## TAREAS PENDIENTES
[A] Según el relato sobre el asesor financiero, ¿en qué año cumplió este parcialmente su compromiso de comunicación regular y reuniones periódicas?
[B] Prosigue el relato sobre el asesor financiero a partir del punto en que termina.

## DOCUMENTO FUENTE
=====
Pablo Andrés Pizarro Gálvez, dizque asesor financiero y etcétera en etcétera, durante el año 2015 cumplió parcialmente su compromiso de comunicación regular y reuniones periódicas. Sin embargo, junto con la baja del mercado a fines de ese año, se le produjeron, tal parece, otras bajas. Por ejemplo:

1. Teléfonos paralelos y confusos, so riesgo de que la pareja le revisara el celular, una problemática que me relató con detalles y me hizo pensar que el pobre hombre pertenecía al 2% en las estadísticas de violencia intrafamiliar.
2. Virus y/o fin de saldo del prepago, factores que le impedían llamarme con regularidad y responder mis llamados. Me parecía raro que tuviera un celular sin plan y sus recursos no fueran suficientes para recargar minutos; pero ésa era su explicación.
3. Funcionamiento misterioso del correo electrónico (para qué decir del Whatsapp), tal que no le llegaban los correos que yo le mandaba, a la vez que, según él, me enviaba muchos que, curiosamente, yo tampoco recibía. Me parecía bizarro también que un profesional de esta área tuviera problemas tecnológicos de cualquiera índole, ya que, hasta donde sé, las operaciones bursátiles y los etcéteras son online.
4. Problemas personales y familiares, como embarazo inesperado de quien le revisaba el celular, dificultades con el auto, enfermedades de los hijos y propias, entre otras cosas que también me relató en detalle.
5. Una conducta cada vez más errática y evasiva, ejemplos de lo cual sería demasiado lato enumerar. Basta señalar que de los contados informes financieros que la insistencia me permitió obtener, no hay ninguno inteligible ni completo.

Aclaro que de todas las explicaciones que menciono, de sus comportamientos erráticos y de mucho más, hay testigos.

Ustedes se preguntarán si no siente pudor esta cándida mujer al confesar tan públicamente su candidez. Incluso habrá quienes usen adjetivos y sustantivos, digamos, más variados y menos castizos. Yo misma lo haría. Es más, ya me he calificado –descalificado, mejor dicho- usando la terminología más soez de mi diccionario personal, a modo de latigazo de penitente.
=====
[Filas de una colección de datos]
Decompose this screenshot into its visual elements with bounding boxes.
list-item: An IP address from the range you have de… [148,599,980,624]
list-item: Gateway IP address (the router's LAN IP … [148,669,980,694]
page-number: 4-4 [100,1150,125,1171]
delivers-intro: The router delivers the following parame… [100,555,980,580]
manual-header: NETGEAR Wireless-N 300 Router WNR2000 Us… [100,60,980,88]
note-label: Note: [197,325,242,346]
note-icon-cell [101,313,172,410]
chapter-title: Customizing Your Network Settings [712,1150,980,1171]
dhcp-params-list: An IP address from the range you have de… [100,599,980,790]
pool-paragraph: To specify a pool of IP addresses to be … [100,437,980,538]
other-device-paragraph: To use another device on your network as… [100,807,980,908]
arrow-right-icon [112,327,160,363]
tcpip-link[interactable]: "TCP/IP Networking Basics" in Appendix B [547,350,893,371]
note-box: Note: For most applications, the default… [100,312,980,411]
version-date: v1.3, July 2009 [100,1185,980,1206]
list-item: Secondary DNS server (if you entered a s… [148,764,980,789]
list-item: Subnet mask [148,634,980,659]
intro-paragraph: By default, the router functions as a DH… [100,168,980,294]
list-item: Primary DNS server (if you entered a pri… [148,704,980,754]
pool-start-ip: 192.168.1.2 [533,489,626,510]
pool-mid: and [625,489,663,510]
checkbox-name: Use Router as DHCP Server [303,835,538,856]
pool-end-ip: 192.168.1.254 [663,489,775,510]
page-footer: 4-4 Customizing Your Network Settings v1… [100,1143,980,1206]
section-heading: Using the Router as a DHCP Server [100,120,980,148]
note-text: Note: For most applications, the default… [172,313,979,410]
=====
## TAREAS RESUELTAS
[A] En el año 2015.

[B]
Pero ninguna vergüenza ni pudor equipara el grado de estupidez con que me corono retrospectivamente todos los días, cuando sueño con lo que podría haber disfrutado si me hubiera permitido “malgastar” ese “capital” en placeres e impulsos propios del Carpe Diem. Qué bien me sentiría, por ejemplo, si me hubiera dado permiso para, instintiva e irresponsablemente, comprar pasajes para visitar a mi hijo que vive en el extranjero. Sólo a una ilusa se le ocurriría la posibilidad de una vejez con estabilidad económica, aunque fuera mínima…

Ningún latigazo igualará el flagelo de recordar a diario con qué desnudez me expuse a la violencia subrepticia, solapada, de este representante del insalubre mundo financiero que nos regula la vida.

Y por último, si ya he paseado mi credulidad totalmente pilucha delante de los ojos y las garras ávidas de tal personaje y de su etcétera, ¡qué más da que la ponga a bailar en paños menores ante mi público lector! Sobre todo si existe alguna posibilidad de que, de ese modo, esta creíble y triste historia atraviese los anteojos de alguna jubilada cándida que estuviere a punto de quitarse el corsé ante Pablo Andrés Pizarro Gálvez o cualquier otro dizque asesor financiero y corredor de bolsa, con o sin etcétera. Si este relato lograse que alguna persona reconsiderara la opción de entrar en este calvario de humillante indefensión, sería, en cierto modo, reconfortante.

Por otra parte, sigo soñando con el día en que los cielos del país se llenen de chicharras cuyo canto, en vez de llevarlas a la muerte, sirva para terminar de una buena vez con el sistema perverso que mueve a este mundo desquiciado.